§ **PAGE EXTRACT**:

1

I am trying to read an image from a pdf following this post: Extract images from PDF without resampling, in python?

So far I managed to get the image file from the pdf, but it contains a CWYK color scheme and the picture is becoming messed up.

My code is the following:

import PyPDF2
import struct

pdf_filename = 'document.pdf'
pdf_file = open(pdf_filename, 'rb')
cond_scan_reader = PyPDF2.PdfFileReader(pdf_file)
page = cond_scan_reader.getPage(4)
xObject = page['/Resources']['/XObject'].getObject()
for obj in xObject:
    print(xObject[obj])
    if xObject[obj]['/Subtype'] == '/Image':
        if xObject[obj]['/Filter'] == '/DCTDecode':                        
            data = xObject[obj]._data            
            img = open("image" + ".jpg", "wb")

§ **SUPPLIED DATA**:

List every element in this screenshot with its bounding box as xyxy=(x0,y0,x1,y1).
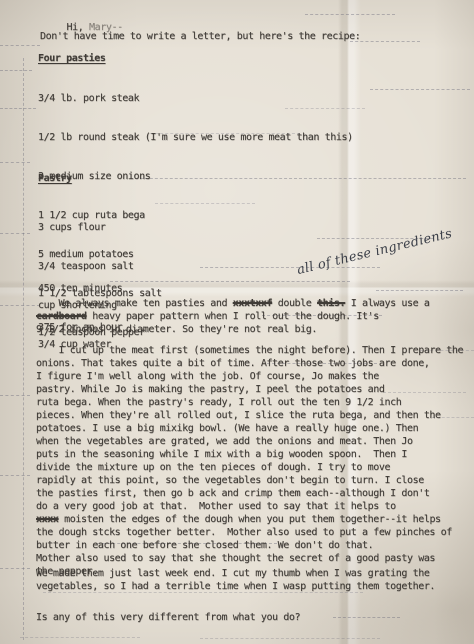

§ **TO DO**:
Answer from the post about extracting images from a PDF.
(a) What number does the code pass to getPage?
(b) Which filter value does the code check before reading the image data?
(c) Which two modules does the code import?
The lines have no role in this exercise.

§ **SOLVED PROBLEM**:
(a) 4
(b) /DCTDecode
(c) PyPDF2 and struct